──────── GIVEN DATA ────────
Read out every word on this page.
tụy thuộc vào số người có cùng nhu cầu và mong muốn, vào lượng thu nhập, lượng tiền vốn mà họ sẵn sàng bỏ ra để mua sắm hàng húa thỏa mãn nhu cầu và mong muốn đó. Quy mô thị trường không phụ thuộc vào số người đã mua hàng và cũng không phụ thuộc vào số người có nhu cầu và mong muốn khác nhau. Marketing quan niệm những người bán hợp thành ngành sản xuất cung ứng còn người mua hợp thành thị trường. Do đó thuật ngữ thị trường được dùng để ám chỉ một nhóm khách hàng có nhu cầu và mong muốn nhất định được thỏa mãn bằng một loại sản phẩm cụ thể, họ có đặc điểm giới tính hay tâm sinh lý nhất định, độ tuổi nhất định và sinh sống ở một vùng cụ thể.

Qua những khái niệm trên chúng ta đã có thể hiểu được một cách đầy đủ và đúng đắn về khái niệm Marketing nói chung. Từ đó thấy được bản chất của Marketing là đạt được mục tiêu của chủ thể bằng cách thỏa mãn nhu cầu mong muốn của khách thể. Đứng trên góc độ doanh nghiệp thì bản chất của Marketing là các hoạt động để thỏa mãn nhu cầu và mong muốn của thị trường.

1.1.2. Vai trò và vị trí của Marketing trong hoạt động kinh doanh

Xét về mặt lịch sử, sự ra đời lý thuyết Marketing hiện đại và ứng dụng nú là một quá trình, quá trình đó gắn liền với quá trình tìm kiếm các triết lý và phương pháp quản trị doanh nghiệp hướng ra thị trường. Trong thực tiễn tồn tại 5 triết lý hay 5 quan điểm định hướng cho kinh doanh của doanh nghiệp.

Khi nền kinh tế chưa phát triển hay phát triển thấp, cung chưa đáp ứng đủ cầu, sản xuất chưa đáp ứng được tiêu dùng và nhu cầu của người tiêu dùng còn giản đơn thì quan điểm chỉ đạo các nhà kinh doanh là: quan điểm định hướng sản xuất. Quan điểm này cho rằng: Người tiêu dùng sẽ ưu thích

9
────────
(TASK TO CARRY OUT) Reproduce the material verbatim, line by line.

(OUTPUT FOR THIS TASK)
Read out every word on this page.
tụy thuộc vào số người có cùng nhu cầu và mong muốn, vào lượng thu nhập, lượng tiền vốn mà họ sẵn sàng bỏ ra để mua sắm hàng húa thỏa mãn nhu cầu và mong muốn đó. Quy mô thị trường không phụ thuộc vào số người đã mua hàng và cũng không phụ thuộc vào số người có nhu cầu và mong muốn khác nhau. Marketing quan niệm những người bán hợp thành ngành sản xuất cung ứng còn người mua hợp thành thị trường. Do đó thuật ngữ thị trường được dùng để ám chỉ một nhóm khách hàng có nhu cầu và mong muốn nhất định được thỏa mãn bằng một loại sản phẩm cụ thể, họ có đặc điểm giới tính hay tâm sinh lý nhất định, độ tuổi nhất định và sinh sống ở một vùng cụ thể.

Qua những khái niệm trên chúng ta đã có thể hiểu được một cách đầy đủ và đúng đắn về khái niệm Marketing nói chung. Từ đó thấy được bản chất của Marketing là đạt được mục tiêu của chủ thể bằng cách thỏa mãn nhu cầu mong muốn của khách thể. Đứng trên góc độ doanh nghiệp thì bản chất của Marketing là các hoạt động để thỏa mãn nhu cầu và mong muốn của thị trường.

1.1.2. Vai trò và vị trí của Marketing trong hoạt động kinh doanh

Xét về mặt lịch sử, sự ra đời lý thuyết Marketing hiện đại và ứng dụng nú là một quá trình, quá trình đó gắn liền với quá trình tìm kiếm các triết lý và phương pháp quản trị doanh nghiệp hướng ra thị trường. Trong thực tiễn tồn tại 5 triết lý hay 5 quan điểm định hướng cho kinh doanh của doanh nghiệp.

Khi nền kinh tế chưa phát triển hay phát triển thấp, cung chưa đáp ứng đủ cầu, sản xuất chưa đáp ứng được tiêu dùng và nhu cầu của người tiêu dùng còn giản đơn thì quan điểm chỉ đạo các nhà kinh doanh là: quan điểm định hướng sản xuất. Quan điểm này cho rằng: Người tiêu dùng sẽ ưu thích

9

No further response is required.